Items listed in a dataset:
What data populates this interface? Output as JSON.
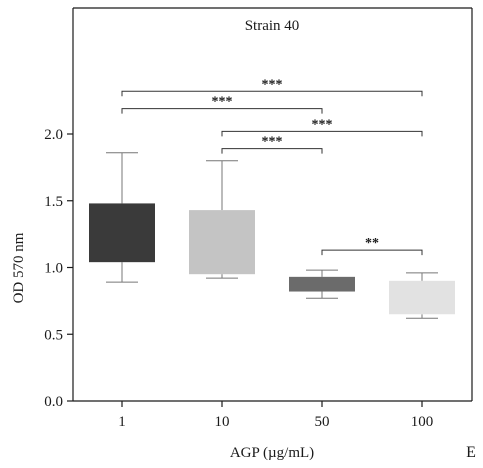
{
  "chart_data": {
    "type": "box",
    "title": "Strain 40",
    "xlabel": "AGP (µg/mL)",
    "ylabel": "OD 570 nm",
    "panel_label": "E",
    "categories": [
      "1",
      "10",
      "50",
      "100"
    ],
    "ylim": [
      0.0,
      2.0
    ],
    "yticks": [
      "0.0",
      "0.5",
      "1.0",
      "1.5",
      "2.0"
    ],
    "grid": false,
    "boxes": [
      {
        "category": "1",
        "min": 0.89,
        "q1": 1.04,
        "q3": 1.48,
        "max": 1.86,
        "color": "#3a3a3a"
      },
      {
        "category": "10",
        "min": 0.92,
        "q1": 0.95,
        "q3": 1.43,
        "max": 1.8,
        "color": "#c4c4c4"
      },
      {
        "category": "50",
        "min": 0.77,
        "q1": 0.82,
        "q3": 0.93,
        "max": 0.98,
        "color": "#6b6b6b"
      },
      {
        "category": "100",
        "min": 0.62,
        "q1": 0.65,
        "q3": 0.9,
        "max": 0.96,
        "color": "#e2e2e2"
      }
    ],
    "significance": [
      {
        "from": "1",
        "to": "100",
        "label": "***",
        "level": 2.32
      },
      {
        "from": "1",
        "to": "50",
        "label": "***",
        "level": 2.19
      },
      {
        "from": "10",
        "to": "100",
        "label": "***",
        "level": 2.02
      },
      {
        "from": "10",
        "to": "50",
        "label": "***",
        "level": 1.89
      },
      {
        "from": "50",
        "to": "100",
        "label": "**",
        "level": 1.13
      }
    ]
  }
}
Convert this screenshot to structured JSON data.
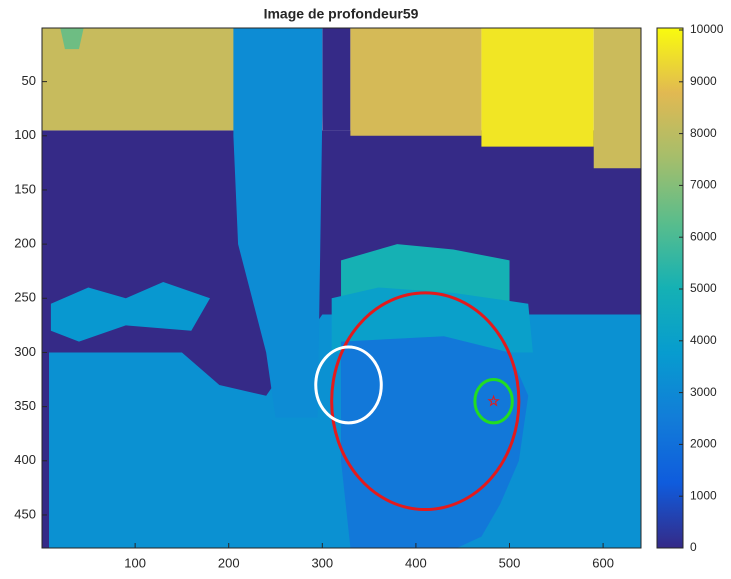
{
  "chart_data": {
    "type": "image",
    "title": "Image de profondeur59",
    "colormap": "parula",
    "xlim": [
      0.5,
      640.5
    ],
    "ylim": [
      0.5,
      480.5
    ],
    "y_reversed": true,
    "xticks": [
      100,
      200,
      300,
      400,
      500,
      600
    ],
    "yticks": [
      50,
      100,
      150,
      200,
      250,
      300,
      350,
      400,
      450
    ],
    "clim": [
      0,
      10000
    ],
    "cticks": [
      0,
      1000,
      2000,
      3000,
      4000,
      5000,
      6000,
      7000,
      8000,
      9000,
      10000
    ],
    "regions": [
      {
        "value": 3300,
        "polygon": [
          [
            0.5,
            260
          ],
          [
            640.5,
            260
          ],
          [
            640.5,
            480.5
          ],
          [
            0.5,
            480.5
          ]
        ]
      },
      {
        "value": 0,
        "polygon": [
          [
            0.5,
            95
          ],
          [
            640.5,
            95
          ],
          [
            640.5,
            265
          ],
          [
            300,
            265
          ],
          [
            240,
            340
          ],
          [
            190,
            330
          ],
          [
            150,
            300
          ],
          [
            0.5,
            300
          ]
        ]
      },
      {
        "value": 3600,
        "polygon": [
          [
            10,
            255
          ],
          [
            50,
            240
          ],
          [
            90,
            250
          ],
          [
            130,
            235
          ],
          [
            180,
            250
          ],
          [
            160,
            280
          ],
          [
            90,
            275
          ],
          [
            40,
            290
          ],
          [
            10,
            280
          ]
        ]
      },
      {
        "value": 8200,
        "polygon": [
          [
            0.5,
            0.5
          ],
          [
            230,
            0.5
          ],
          [
            230,
            95
          ],
          [
            0.5,
            95
          ]
        ]
      },
      {
        "value": 6600,
        "polygon": [
          [
            20,
            0.5
          ],
          [
            45,
            0.5
          ],
          [
            40,
            20
          ],
          [
            25,
            20
          ]
        ]
      },
      {
        "value": 0,
        "polygon": [
          [
            300,
            0.5
          ],
          [
            330,
            0.5
          ],
          [
            330,
            95
          ],
          [
            300,
            95
          ]
        ]
      },
      {
        "value": 8500,
        "polygon": [
          [
            330,
            0.5
          ],
          [
            470,
            0.5
          ],
          [
            470,
            100
          ],
          [
            330,
            100
          ]
        ]
      },
      {
        "value": 9600,
        "polygon": [
          [
            470,
            0.5
          ],
          [
            590,
            0.5
          ],
          [
            590,
            110
          ],
          [
            470,
            110
          ]
        ]
      },
      {
        "value": 8300,
        "polygon": [
          [
            590,
            0.5
          ],
          [
            640.5,
            0.5
          ],
          [
            640.5,
            130
          ],
          [
            590,
            130
          ]
        ]
      },
      {
        "value": 3100,
        "polygon": [
          [
            205,
            0.5
          ],
          [
            300,
            0.5
          ],
          [
            300,
            80
          ],
          [
            295,
            360
          ],
          [
            250,
            360
          ],
          [
            240,
            300
          ],
          [
            210,
            200
          ],
          [
            205,
            100
          ]
        ]
      },
      {
        "value": 5000,
        "polygon": [
          [
            320,
            215
          ],
          [
            380,
            200
          ],
          [
            440,
            205
          ],
          [
            500,
            215
          ],
          [
            500,
            260
          ],
          [
            320,
            260
          ]
        ]
      },
      {
        "value": 4000,
        "polygon": [
          [
            310,
            250
          ],
          [
            360,
            240
          ],
          [
            440,
            245
          ],
          [
            520,
            255
          ],
          [
            525,
            300
          ],
          [
            310,
            300
          ]
        ]
      },
      {
        "value": 2300,
        "polygon": [
          [
            320,
            290
          ],
          [
            430,
            285
          ],
          [
            500,
            300
          ],
          [
            520,
            340
          ],
          [
            510,
            400
          ],
          [
            490,
            440
          ],
          [
            470,
            470
          ],
          [
            420,
            490
          ],
          [
            330,
            480
          ],
          [
            320,
            400
          ]
        ]
      },
      {
        "value": 0,
        "polygon": [
          [
            0.5,
            130
          ],
          [
            8,
            130
          ],
          [
            8,
            480.5
          ],
          [
            0.5,
            480.5
          ]
        ]
      }
    ],
    "circles": [
      {
        "cx": 410,
        "cy": 345,
        "r": 100,
        "color": "#e31a1c"
      },
      {
        "cx": 328,
        "cy": 330,
        "r": 35,
        "color": "#ffffff"
      },
      {
        "cx": 483,
        "cy": 345,
        "r": 20,
        "color": "#22dd22"
      }
    ],
    "marker": {
      "x": 483,
      "y": 345,
      "color": "#e31a1c"
    }
  }
}
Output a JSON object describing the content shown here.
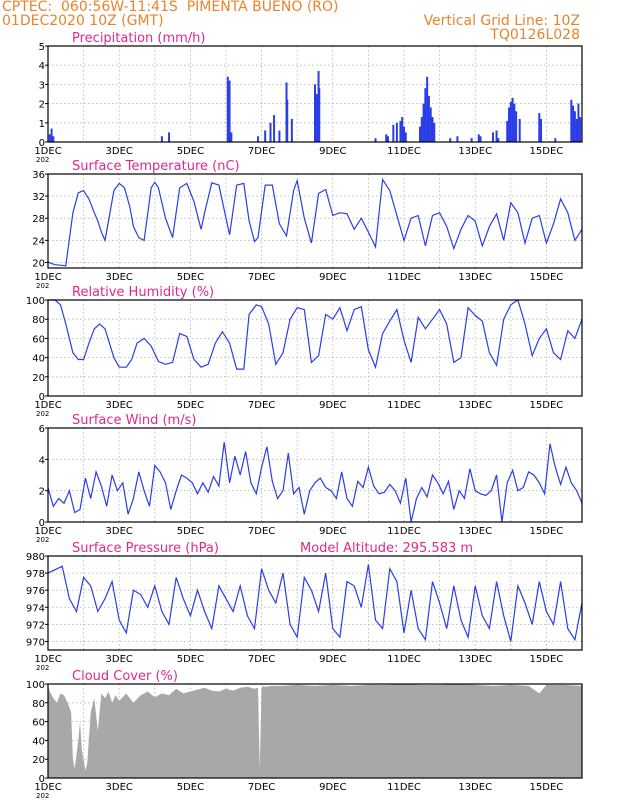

DIRECTIONS FOR THIS TASK: Return all of the entries exactly as written, but drop any pictures they hold.

TASK OUTPUT:
What data populates this interface? Output as JSON.
{
  "chart_data": {
    "type": "box",
    "title": "Strain 40",
    "xlabel": "AGP (µg/mL)",
    "ylabel": "OD 570 nm",
    "panel_label": "E",
    "categories": [
      "1",
      "10",
      "50",
      "100"
    ],
    "ylim": [
      0.0,
      2.0
    ],
    "yticks": [
      "0.0",
      "0.5",
      "1.0",
      "1.5",
      "2.0"
    ],
    "grid": false,
    "boxes": [
      {
        "category": "1",
        "min": 0.89,
        "q1": 1.04,
        "q3": 1.48,
        "max": 1.86,
        "color": "#3a3a3a"
      },
      {
        "category": "10",
        "min": 0.92,
        "q1": 0.95,
        "q3": 1.43,
        "max": 1.8,
        "color": "#c4c4c4"
      },
      {
        "category": "50",
        "min": 0.77,
        "q1": 0.82,
        "q3": 0.93,
        "max": 0.98,
        "color": "#6b6b6b"
      },
      {
        "category": "100",
        "min": 0.62,
        "q1": 0.65,
        "q3": 0.9,
        "max": 0.96,
        "color": "#e2e2e2"
      }
    ],
    "significance": [
      {
        "from": "1",
        "to": "100",
        "label": "***",
        "level": 2.32
      },
      {
        "from": "1",
        "to": "50",
        "label": "***",
        "level": 2.19
      },
      {
        "from": "10",
        "to": "100",
        "label": "***",
        "level": 2.02
      },
      {
        "from": "10",
        "to": "50",
        "label": "***",
        "level": 1.89
      },
      {
        "from": "50",
        "to": "100",
        "label": "**",
        "level": 1.13
      }
    ]
  }
}
Convert this screenshot to structured JSON data.
{
  "chart_data": {
    "type": "image",
    "title": "Image de profondeur59",
    "colormap": "parula",
    "xlim": [
      0.5,
      640.5
    ],
    "ylim": [
      0.5,
      480.5
    ],
    "y_reversed": true,
    "xticks": [
      100,
      200,
      300,
      400,
      500,
      600
    ],
    "yticks": [
      50,
      100,
      150,
      200,
      250,
      300,
      350,
      400,
      450
    ],
    "clim": [
      0,
      10000
    ],
    "cticks": [
      0,
      1000,
      2000,
      3000,
      4000,
      5000,
      6000,
      7000,
      8000,
      9000,
      10000
    ],
    "regions": [
      {
        "value": 3300,
        "polygon": [
          [
            0.5,
            260
          ],
          [
            640.5,
            260
          ],
          [
            640.5,
            480.5
          ],
          [
            0.5,
            480.5
          ]
        ]
      },
      {
        "value": 0,
        "polygon": [
          [
            0.5,
            95
          ],
          [
            640.5,
            95
          ],
          [
            640.5,
            265
          ],
          [
            300,
            265
          ],
          [
            240,
            340
          ],
          [
            190,
            330
          ],
          [
            150,
            300
          ],
          [
            0.5,
            300
          ]
        ]
      },
      {
        "value": 3600,
        "polygon": [
          [
            10,
            255
          ],
          [
            50,
            240
          ],
          [
            90,
            250
          ],
          [
            130,
            235
          ],
          [
            180,
            250
          ],
          [
            160,
            280
          ],
          [
            90,
            275
          ],
          [
            40,
            290
          ],
          [
            10,
            280
          ]
        ]
      },
      {
        "value": 8200,
        "polygon": [
          [
            0.5,
            0.5
          ],
          [
            230,
            0.5
          ],
          [
            230,
            95
          ],
          [
            0.5,
            95
          ]
        ]
      },
      {
        "value": 6600,
        "polygon": [
          [
            20,
            0.5
          ],
          [
            45,
            0.5
          ],
          [
            40,
            20
          ],
          [
            25,
            20
          ]
        ]
      },
      {
        "value": 0,
        "polygon": [
          [
            300,
            0.5
          ],
          [
            330,
            0.5
          ],
          [
            330,
            95
          ],
          [
            300,
            95
          ]
        ]
      },
      {
        "value": 8500,
        "polygon": [
          [
            330,
            0.5
          ],
          [
            470,
            0.5
          ],
          [
            470,
            100
          ],
          [
            330,
            100
          ]
        ]
      },
      {
        "value": 9600,
        "polygon": [
          [
            470,
            0.5
          ],
          [
            590,
            0.5
          ],
          [
            590,
            110
          ],
          [
            470,
            110
          ]
        ]
      },
      {
        "value": 8300,
        "polygon": [
          [
            590,
            0.5
          ],
          [
            640.5,
            0.5
          ],
          [
            640.5,
            130
          ],
          [
            590,
            130
          ]
        ]
      },
      {
        "value": 3100,
        "polygon": [
          [
            205,
            0.5
          ],
          [
            300,
            0.5
          ],
          [
            300,
            80
          ],
          [
            295,
            360
          ],
          [
            250,
            360
          ],
          [
            240,
            300
          ],
          [
            210,
            200
          ],
          [
            205,
            100
          ]
        ]
      },
      {
        "value": 5000,
        "polygon": [
          [
            320,
            215
          ],
          [
            380,
            200
          ],
          [
            440,
            205
          ],
          [
            500,
            215
          ],
          [
            500,
            260
          ],
          [
            320,
            260
          ]
        ]
      },
      {
        "value": 4000,
        "polygon": [
          [
            310,
            250
          ],
          [
            360,
            240
          ],
          [
            440,
            245
          ],
          [
            520,
            255
          ],
          [
            525,
            300
          ],
          [
            310,
            300
          ]
        ]
      },
      {
        "value": 2300,
        "polygon": [
          [
            320,
            290
          ],
          [
            430,
            285
          ],
          [
            500,
            300
          ],
          [
            520,
            340
          ],
          [
            510,
            400
          ],
          [
            490,
            440
          ],
          [
            470,
            470
          ],
          [
            420,
            490
          ],
          [
            330,
            480
          ],
          [
            320,
            400
          ]
        ]
      },
      {
        "value": 0,
        "polygon": [
          [
            0.5,
            130
          ],
          [
            8,
            130
          ],
          [
            8,
            480.5
          ],
          [
            0.5,
            480.5
          ]
        ]
      }
    ],
    "circles": [
      {
        "cx": 410,
        "cy": 345,
        "r": 100,
        "color": "#e31a1c"
      },
      {
        "cx": 328,
        "cy": 330,
        "r": 35,
        "color": "#ffffff"
      },
      {
        "cx": 483,
        "cy": 345,
        "r": 20,
        "color": "#22dd22"
      }
    ],
    "marker": {
      "x": 483,
      "y": 345,
      "color": "#e31a1c"
    }
  }
}
Output a JSON object describing the content shown here.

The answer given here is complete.